(begin)
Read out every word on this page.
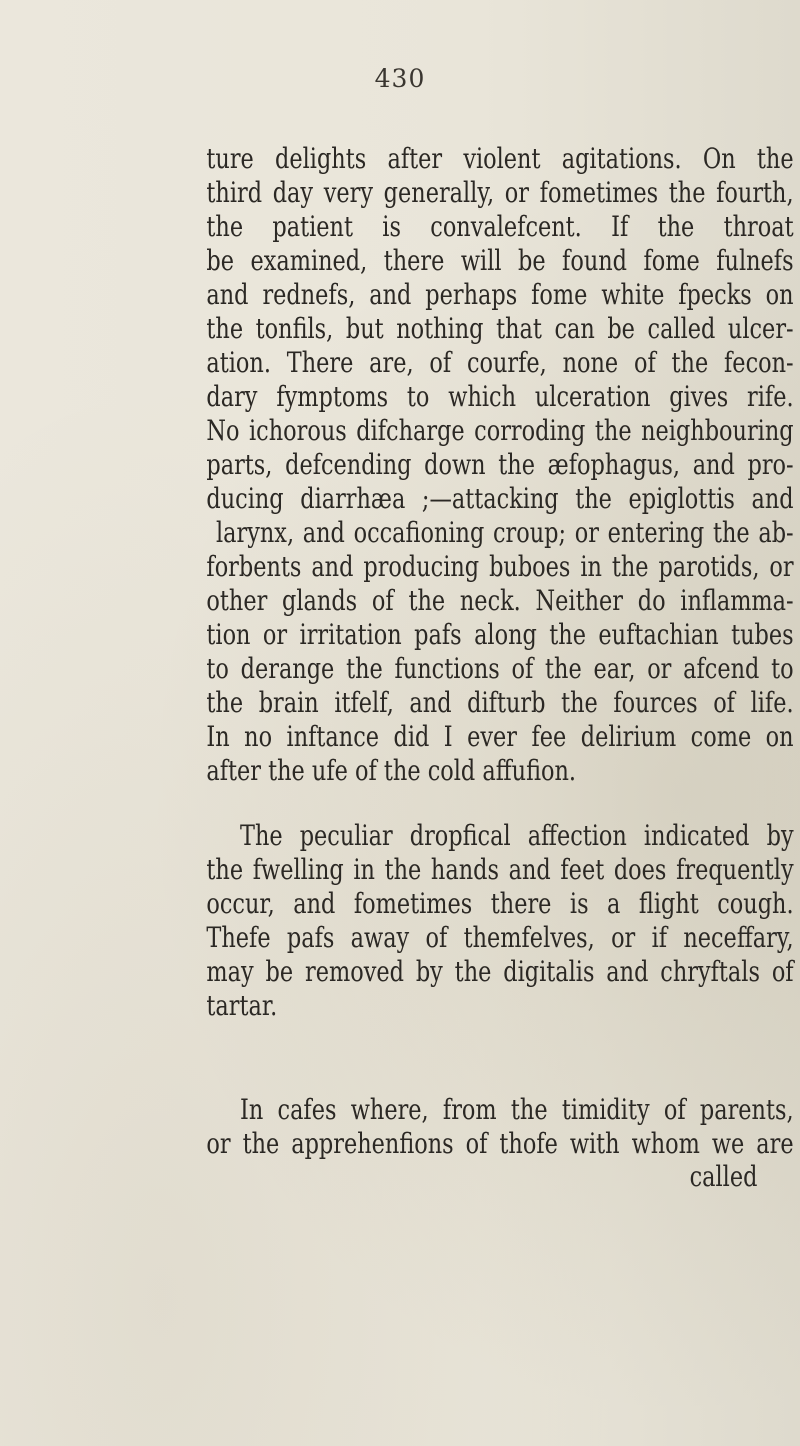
430

ture delights after violent agitations. On the

third day very generally, or fometimes the fourth,

the patient is convalefcent. If the throat

be examined, there will be found fome fulnefs

and rednefs, and perhaps fome white fpecks on

the tonfils, but nothing that can be called ulcer-

ation. There are, of courfe, none of the fecon-

dary fymptoms to which ulceration gives rife.

No ichorous difcharge corroding the neighbouring

parts, defcending down the æfophagus, and pro-

ducing diarrhæa ;—attacking the epiglottis and

larynx, and occafioning croup; or entering the ab-

forbents and producing buboes in the parotids, or

other glands of the neck. Neither do inflamma-

tion or irritation pafs along the euftachian tubes

to derange the functions of the ear, or afcend to

the brain itfelf, and difturb the fources of life.

In no inftance did I ever fee delirium come on

after the ufe of the cold affufion.

The peculiar dropfical affection indicated by

the fwelling in the hands and feet does frequently

occur, and fometimes there is a flight cough.

Thefe pafs away of themfelves, or if neceffary,

may be removed by the digitalis and chryftals of

tartar.

In cafes where, from the timidity of parents,

or the apprehenfions of thofe with whom we are

called
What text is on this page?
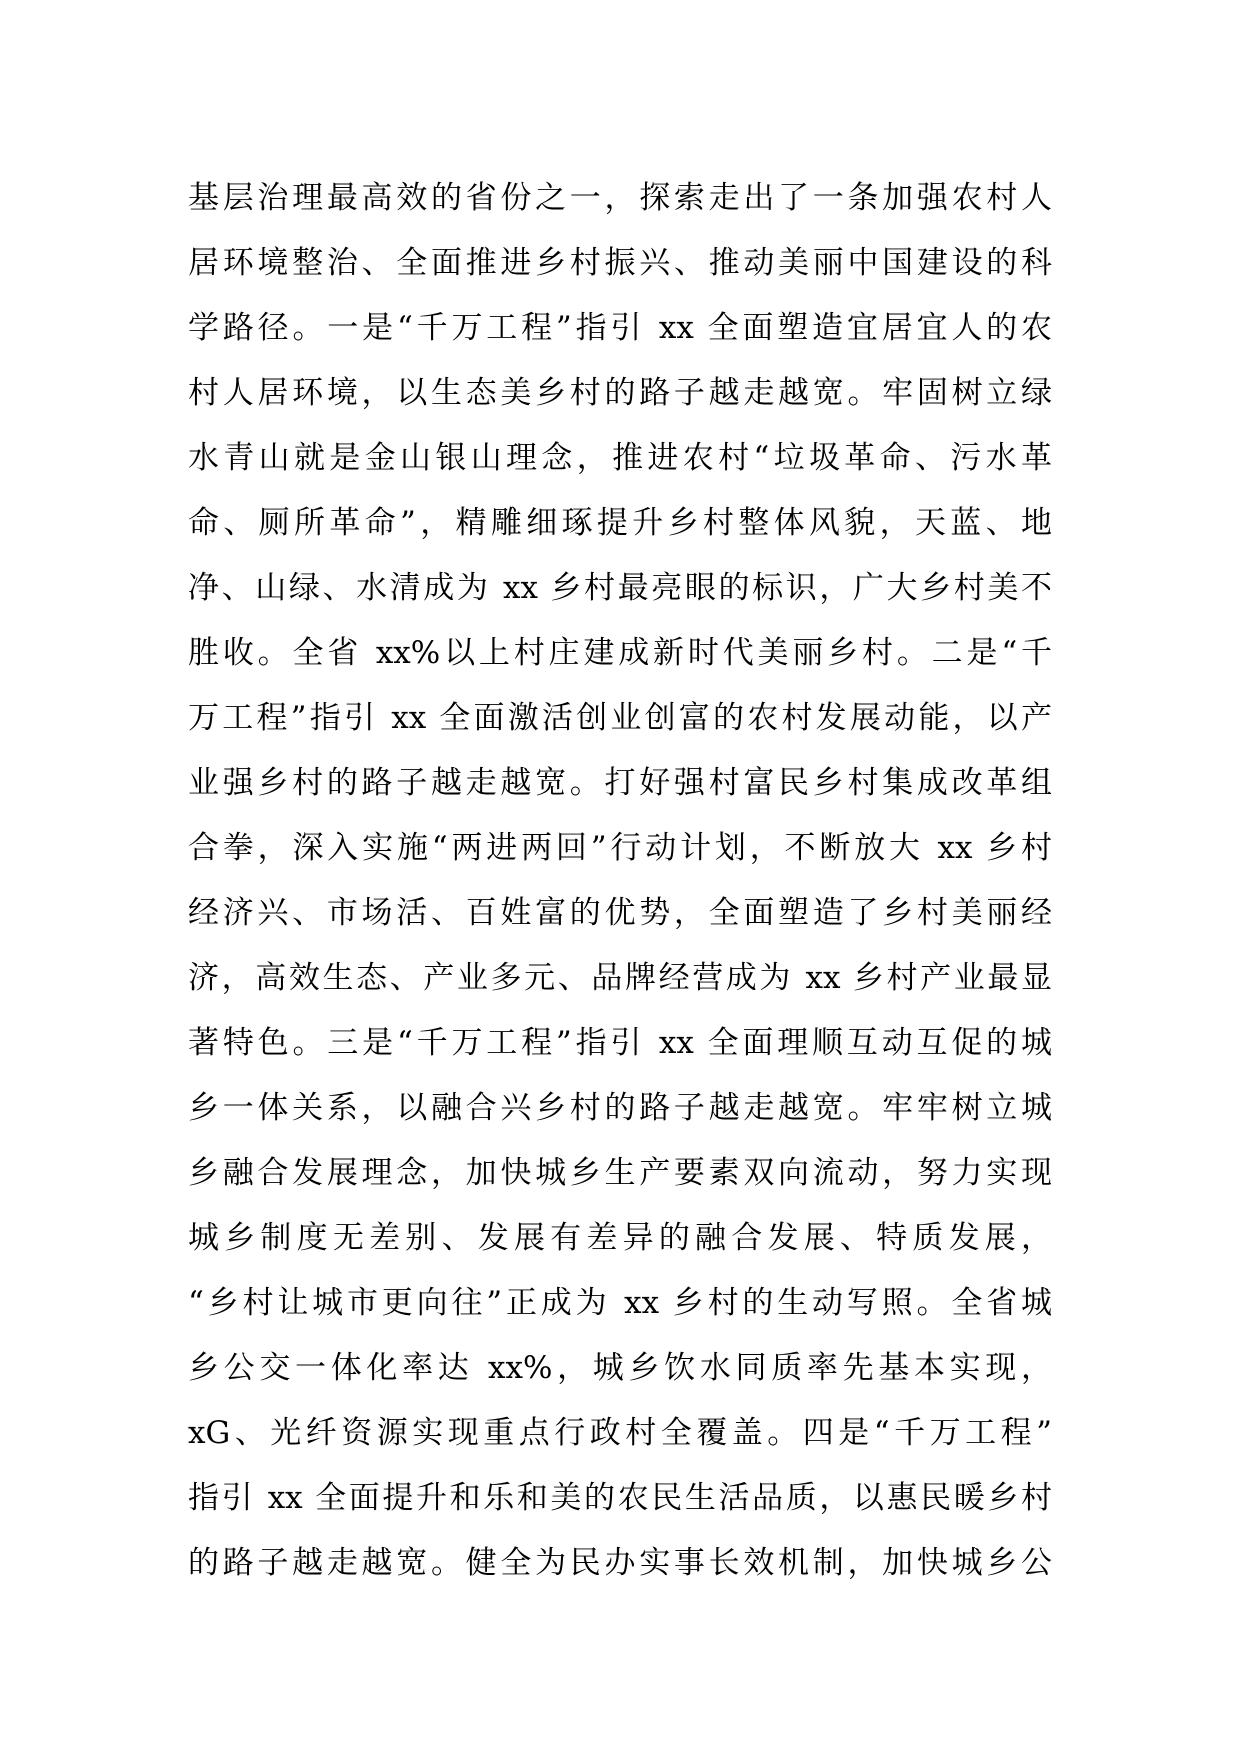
基层治理最高效的省份之一，探索走出了一条加强农村人
居环境整治、全面推进乡村振兴、推动美丽中国建设的科
学路径。一是“千万工程”指引 xx 全面塑造宜居宜人的农
村人居环境，以生态美乡村的路子越走越宽。牢固树立绿
水青山就是金山银山理念，推进农村“垃圾革命、污水革
命、厕所革命”，精雕细琢提升乡村整体风貌，天蓝、地
净、山绿、水清成为 xx 乡村最亮眼的标识，广大乡村美不
胜收。全省 xx%以上村庄建成新时代美丽乡村。二是“千
万工程”指引 xx 全面激活创业创富的农村发展动能，以产
业强乡村的路子越走越宽。打好强村富民乡村集成改革组
合拳，深入实施“两进两回”行动计划，不断放大 xx 乡村
经济兴、市场活、百姓富的优势，全面塑造了乡村美丽经
济，高效生态、产业多元、品牌经营成为 xx 乡村产业最显
著特色。三是“千万工程”指引 xx 全面理顺互动互促的城
乡一体关系，以融合兴乡村的路子越走越宽。牢牢树立城
乡融合发展理念，加快城乡生产要素双向流动，努力实现
城乡制度无差别、发展有差异的融合发展、特质发展，
“乡村让城市更向往”正成为 xx 乡村的生动写照。全省城
乡公交一体化率达 xx%，城乡饮水同质率先基本实现，
xG、光纤资源实现重点行政村全覆盖。四是“千万工程”
指引 xx 全面提升和乐和美的农民生活品质，以惠民暖乡村
的路子越走越宽。健全为民办实事长效机制，加快城乡公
(end)
## [Work to do]
State how many lines of the listing include the word "fometimes". Reply with the number alone.

## [Task output]
2